Can you convert the rows starting with the line containing "drop-segment: [653, 186, 657, 269]" and going on through the line containing "price-tick-label: 20526.765: [1309, 342, 1352, 352]" into a numbered list, leaving out any blank lines?

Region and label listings

════════════════

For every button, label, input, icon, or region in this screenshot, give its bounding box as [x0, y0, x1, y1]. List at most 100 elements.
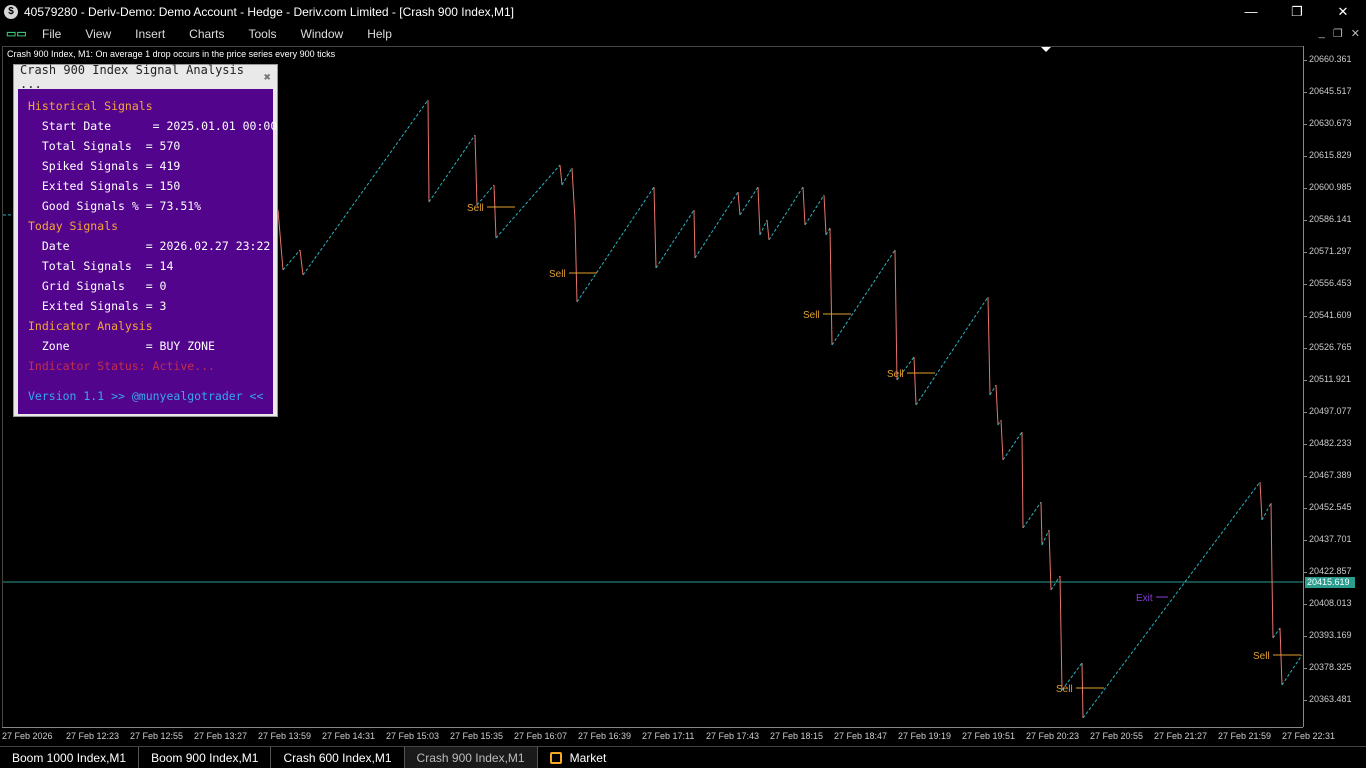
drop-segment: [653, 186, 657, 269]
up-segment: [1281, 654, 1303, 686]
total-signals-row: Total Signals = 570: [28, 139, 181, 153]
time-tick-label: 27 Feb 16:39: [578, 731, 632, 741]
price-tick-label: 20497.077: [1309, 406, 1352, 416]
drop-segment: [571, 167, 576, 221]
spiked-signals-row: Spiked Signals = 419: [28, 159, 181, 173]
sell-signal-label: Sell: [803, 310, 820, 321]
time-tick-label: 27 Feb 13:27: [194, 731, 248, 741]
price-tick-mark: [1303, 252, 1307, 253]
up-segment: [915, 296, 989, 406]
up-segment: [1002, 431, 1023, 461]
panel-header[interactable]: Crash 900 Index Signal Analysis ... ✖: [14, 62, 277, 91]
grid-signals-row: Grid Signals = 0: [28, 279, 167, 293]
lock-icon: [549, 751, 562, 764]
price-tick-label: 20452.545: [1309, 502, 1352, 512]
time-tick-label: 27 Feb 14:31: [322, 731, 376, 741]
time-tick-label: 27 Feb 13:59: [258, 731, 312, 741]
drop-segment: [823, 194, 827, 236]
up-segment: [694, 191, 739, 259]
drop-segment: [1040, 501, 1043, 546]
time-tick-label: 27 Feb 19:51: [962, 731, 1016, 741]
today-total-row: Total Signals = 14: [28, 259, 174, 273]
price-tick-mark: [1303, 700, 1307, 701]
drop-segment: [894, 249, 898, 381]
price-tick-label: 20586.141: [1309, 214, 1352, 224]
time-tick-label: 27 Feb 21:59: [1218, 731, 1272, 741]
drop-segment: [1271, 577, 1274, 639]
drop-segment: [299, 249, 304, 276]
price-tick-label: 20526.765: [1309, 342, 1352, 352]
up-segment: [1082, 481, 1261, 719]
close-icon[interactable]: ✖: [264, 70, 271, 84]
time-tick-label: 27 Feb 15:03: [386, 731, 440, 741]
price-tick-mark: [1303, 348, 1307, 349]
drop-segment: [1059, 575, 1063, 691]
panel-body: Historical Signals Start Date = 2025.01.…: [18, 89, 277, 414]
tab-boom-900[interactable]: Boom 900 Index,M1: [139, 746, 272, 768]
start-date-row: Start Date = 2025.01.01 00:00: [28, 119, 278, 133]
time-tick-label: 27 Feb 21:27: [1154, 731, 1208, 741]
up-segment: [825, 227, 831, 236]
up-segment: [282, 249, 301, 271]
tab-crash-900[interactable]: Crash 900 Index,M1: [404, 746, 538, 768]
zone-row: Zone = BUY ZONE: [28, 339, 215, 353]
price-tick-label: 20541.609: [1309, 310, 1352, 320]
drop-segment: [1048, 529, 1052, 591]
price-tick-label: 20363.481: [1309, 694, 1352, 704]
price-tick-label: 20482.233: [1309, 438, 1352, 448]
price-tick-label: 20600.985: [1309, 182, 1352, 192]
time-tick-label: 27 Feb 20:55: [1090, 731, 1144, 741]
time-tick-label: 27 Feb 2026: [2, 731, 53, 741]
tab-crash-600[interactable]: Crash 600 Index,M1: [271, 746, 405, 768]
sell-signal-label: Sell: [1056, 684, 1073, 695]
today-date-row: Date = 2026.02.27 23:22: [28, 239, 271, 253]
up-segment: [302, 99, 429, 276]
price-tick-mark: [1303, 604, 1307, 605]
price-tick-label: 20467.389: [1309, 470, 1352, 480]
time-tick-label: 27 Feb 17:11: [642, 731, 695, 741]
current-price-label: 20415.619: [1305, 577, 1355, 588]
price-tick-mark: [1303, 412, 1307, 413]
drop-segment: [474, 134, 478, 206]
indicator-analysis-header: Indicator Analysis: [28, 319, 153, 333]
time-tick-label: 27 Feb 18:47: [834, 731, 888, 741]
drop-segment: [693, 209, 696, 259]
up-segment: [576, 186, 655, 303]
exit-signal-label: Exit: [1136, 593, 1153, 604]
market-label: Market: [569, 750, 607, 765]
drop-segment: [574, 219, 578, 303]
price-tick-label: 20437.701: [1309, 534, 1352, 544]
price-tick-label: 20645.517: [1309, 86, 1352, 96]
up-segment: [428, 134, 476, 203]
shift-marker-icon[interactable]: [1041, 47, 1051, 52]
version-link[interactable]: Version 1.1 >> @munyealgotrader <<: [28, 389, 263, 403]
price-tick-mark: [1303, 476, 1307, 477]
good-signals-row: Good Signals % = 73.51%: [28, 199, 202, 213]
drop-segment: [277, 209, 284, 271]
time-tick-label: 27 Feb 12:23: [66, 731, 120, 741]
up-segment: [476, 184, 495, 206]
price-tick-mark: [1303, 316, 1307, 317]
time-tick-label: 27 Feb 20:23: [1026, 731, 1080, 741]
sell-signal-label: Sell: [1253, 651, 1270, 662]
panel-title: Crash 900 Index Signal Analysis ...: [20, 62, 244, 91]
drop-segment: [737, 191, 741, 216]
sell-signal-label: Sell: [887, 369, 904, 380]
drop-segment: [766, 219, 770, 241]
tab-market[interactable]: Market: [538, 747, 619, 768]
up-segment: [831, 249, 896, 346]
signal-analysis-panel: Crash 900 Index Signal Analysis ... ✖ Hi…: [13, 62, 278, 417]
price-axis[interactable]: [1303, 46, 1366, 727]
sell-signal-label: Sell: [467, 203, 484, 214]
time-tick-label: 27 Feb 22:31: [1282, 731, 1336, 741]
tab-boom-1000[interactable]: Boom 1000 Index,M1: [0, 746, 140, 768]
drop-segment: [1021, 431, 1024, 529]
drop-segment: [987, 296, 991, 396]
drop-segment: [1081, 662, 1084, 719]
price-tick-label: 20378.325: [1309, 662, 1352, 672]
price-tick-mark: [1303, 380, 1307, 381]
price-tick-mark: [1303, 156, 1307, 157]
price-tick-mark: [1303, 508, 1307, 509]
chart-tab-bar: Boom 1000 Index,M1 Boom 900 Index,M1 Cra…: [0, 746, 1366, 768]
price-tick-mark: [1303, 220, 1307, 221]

════════════════

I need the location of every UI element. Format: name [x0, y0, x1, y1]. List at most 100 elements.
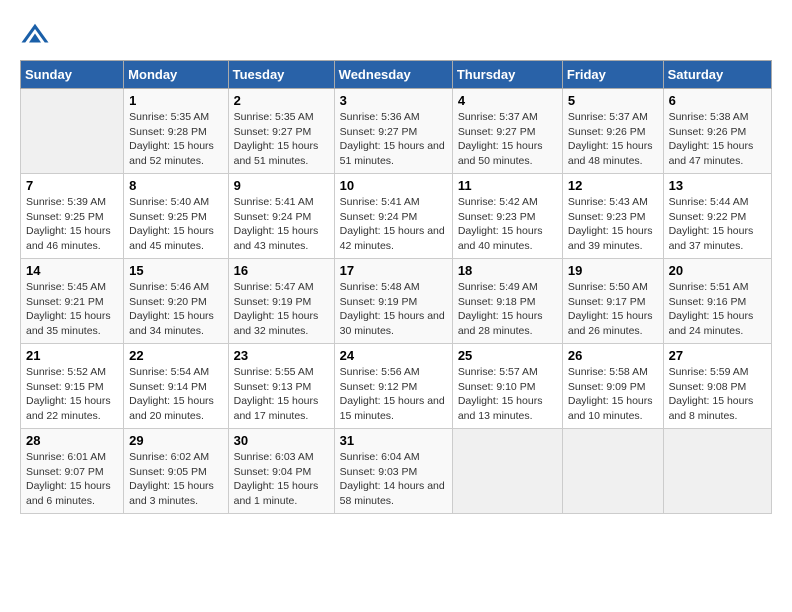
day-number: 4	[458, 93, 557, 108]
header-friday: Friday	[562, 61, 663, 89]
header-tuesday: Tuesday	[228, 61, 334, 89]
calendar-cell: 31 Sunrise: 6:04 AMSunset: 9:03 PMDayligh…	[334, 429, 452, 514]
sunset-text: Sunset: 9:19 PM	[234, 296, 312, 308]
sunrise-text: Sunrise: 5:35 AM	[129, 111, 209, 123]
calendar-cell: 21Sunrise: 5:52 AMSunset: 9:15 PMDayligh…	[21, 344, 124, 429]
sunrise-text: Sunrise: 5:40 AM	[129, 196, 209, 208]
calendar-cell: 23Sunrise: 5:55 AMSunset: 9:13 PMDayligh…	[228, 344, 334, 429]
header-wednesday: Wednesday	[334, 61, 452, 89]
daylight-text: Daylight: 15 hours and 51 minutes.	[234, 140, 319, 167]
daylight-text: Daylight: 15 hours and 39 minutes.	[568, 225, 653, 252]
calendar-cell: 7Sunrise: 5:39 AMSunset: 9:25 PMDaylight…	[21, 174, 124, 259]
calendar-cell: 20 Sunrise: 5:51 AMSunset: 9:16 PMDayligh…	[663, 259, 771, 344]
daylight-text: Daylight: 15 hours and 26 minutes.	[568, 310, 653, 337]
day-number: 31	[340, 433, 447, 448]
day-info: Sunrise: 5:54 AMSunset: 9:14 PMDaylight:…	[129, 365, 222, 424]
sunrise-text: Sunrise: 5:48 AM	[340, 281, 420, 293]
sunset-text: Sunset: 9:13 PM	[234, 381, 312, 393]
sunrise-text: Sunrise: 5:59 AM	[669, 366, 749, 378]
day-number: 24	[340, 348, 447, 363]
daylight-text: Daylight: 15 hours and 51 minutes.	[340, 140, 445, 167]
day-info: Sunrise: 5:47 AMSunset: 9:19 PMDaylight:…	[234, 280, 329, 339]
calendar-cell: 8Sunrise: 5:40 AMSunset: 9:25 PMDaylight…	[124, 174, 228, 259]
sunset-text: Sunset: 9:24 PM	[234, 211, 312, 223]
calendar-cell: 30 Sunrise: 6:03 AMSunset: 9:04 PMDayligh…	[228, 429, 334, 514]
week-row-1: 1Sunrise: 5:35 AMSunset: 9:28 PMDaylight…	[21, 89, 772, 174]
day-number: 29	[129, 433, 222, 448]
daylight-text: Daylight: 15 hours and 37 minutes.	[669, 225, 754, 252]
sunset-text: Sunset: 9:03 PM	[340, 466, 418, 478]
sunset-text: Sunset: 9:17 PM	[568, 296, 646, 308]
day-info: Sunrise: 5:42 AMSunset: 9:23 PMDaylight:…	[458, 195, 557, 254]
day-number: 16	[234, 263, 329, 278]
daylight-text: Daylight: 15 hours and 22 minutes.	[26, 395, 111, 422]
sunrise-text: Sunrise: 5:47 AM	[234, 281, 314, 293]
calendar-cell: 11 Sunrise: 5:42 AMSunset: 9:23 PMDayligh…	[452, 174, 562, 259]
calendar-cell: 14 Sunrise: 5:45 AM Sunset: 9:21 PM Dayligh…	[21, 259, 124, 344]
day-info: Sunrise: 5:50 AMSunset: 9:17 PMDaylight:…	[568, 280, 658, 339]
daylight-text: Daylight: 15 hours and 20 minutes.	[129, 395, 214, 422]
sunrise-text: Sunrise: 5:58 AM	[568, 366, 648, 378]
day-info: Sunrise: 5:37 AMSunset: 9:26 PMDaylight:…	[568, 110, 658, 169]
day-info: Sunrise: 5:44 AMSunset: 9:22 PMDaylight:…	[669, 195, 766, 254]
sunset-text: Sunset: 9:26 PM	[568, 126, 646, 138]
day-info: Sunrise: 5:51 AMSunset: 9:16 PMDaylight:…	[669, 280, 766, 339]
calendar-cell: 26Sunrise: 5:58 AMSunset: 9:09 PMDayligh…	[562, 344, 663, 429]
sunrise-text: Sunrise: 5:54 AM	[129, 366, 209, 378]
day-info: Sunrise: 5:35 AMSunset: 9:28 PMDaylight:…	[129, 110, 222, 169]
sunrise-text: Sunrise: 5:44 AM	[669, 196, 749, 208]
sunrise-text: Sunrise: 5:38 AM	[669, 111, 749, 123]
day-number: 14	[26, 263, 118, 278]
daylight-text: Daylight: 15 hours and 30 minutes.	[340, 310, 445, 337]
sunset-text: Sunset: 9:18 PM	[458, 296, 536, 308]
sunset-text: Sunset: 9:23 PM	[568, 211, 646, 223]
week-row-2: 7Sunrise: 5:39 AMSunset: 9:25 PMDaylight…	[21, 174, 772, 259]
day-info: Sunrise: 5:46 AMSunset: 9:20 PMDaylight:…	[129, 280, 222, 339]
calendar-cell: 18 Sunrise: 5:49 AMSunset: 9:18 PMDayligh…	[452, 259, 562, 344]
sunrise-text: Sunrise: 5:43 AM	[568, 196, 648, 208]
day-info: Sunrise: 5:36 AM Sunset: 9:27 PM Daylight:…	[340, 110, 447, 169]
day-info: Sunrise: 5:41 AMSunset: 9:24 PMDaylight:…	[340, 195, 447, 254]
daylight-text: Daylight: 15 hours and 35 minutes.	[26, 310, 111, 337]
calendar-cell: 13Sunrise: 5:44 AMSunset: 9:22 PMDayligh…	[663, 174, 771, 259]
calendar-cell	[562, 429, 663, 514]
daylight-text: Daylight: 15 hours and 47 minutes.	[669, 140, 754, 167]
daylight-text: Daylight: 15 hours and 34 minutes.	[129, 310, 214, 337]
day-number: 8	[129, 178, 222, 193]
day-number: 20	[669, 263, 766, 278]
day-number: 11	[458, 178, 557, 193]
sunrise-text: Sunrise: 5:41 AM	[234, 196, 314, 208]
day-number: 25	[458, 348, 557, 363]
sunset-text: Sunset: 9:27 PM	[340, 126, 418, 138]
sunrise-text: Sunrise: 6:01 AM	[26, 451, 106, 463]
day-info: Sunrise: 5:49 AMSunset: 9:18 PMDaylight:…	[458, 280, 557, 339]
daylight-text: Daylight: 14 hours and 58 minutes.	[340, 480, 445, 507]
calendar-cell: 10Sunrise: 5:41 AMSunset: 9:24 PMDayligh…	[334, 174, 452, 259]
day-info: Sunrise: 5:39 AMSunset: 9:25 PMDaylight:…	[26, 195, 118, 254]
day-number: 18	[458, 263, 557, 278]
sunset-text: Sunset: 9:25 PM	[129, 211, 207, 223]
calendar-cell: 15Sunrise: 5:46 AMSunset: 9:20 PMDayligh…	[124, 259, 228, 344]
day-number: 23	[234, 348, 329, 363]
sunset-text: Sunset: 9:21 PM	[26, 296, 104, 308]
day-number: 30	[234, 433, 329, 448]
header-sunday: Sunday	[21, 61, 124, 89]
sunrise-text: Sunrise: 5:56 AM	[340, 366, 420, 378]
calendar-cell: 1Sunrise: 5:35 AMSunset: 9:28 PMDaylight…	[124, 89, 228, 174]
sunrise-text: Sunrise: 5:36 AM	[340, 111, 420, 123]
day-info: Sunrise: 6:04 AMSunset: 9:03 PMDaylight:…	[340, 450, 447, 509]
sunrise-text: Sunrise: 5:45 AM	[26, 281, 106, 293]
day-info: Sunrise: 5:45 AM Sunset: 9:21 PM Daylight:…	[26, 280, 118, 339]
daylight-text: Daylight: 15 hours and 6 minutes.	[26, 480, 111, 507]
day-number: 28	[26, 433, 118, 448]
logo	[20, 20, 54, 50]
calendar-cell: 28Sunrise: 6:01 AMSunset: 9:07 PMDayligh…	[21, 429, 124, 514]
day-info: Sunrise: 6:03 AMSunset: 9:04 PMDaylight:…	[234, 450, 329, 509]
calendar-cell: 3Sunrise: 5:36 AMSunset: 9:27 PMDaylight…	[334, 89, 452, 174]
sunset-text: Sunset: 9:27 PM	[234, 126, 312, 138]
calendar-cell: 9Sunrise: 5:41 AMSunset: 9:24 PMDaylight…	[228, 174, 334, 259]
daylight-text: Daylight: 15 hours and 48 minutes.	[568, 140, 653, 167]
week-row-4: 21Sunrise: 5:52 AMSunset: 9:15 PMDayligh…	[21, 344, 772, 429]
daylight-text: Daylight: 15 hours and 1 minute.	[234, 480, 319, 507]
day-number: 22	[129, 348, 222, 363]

════════════════

- _Finished exercise_:
1. drop-segment: [653, 186, 657, 269]
2. up-segment: [1281, 654, 1303, 686]
3. total-signals-row: Total Signals = 570: [28, 139, 181, 153]
4. time-tick-label: 27 Feb 16:39: [578, 731, 632, 741]
5. price-tick-label: 20497.077: [1309, 406, 1352, 416]
6. drop-segment: [571, 167, 576, 221]
7. spiked-signals-row: Spiked Signals = 419: [28, 159, 181, 173]
8. sell-signal-label: Sell: [803, 310, 820, 321]
9. time-tick-label: 27 Feb 13:27: [194, 731, 248, 741]
10. price-tick-mark: [1303, 252, 1307, 253]
11. up-segment: [915, 296, 989, 406]
12. up-segment: [1002, 431, 1023, 461]
13. panel-header[interactable]: Crash 900 Index Signal Analysis ... ✖: [14, 62, 277, 91]
14. grid-signals-row: Grid Signals = 0: [28, 279, 167, 293]
15. lock-icon: [549, 751, 562, 764]
16. price-tick-label: 20452.545: [1309, 502, 1352, 512]
17. time-tick-label: 27 Feb 14:31: [322, 731, 376, 741]
18. time-tick-label: 27 Feb 13:59: [258, 731, 312, 741]
19. drop-segment: [823, 194, 827, 236]
20. up-segment: [694, 191, 739, 259]
21. drop-segment: [1040, 501, 1043, 546]
22. time-tick-label: 27 Feb 19:51: [962, 731, 1016, 741]
23. today-total-row: Total Signals = 14: [28, 259, 174, 273]
24. price-tick-mark: [1303, 700, 1307, 701]
25. drop-segment: [894, 249, 898, 381]
26. price-tick-label: 20586.141: [1309, 214, 1352, 224]
27. time-tick-label: 27 Feb 21:59: [1218, 731, 1272, 741]
28. drop-segment: [1271, 577, 1274, 639]
29. drop-segment: [299, 249, 304, 276]
30. price-tick-label: 20526.765: [1309, 342, 1352, 352]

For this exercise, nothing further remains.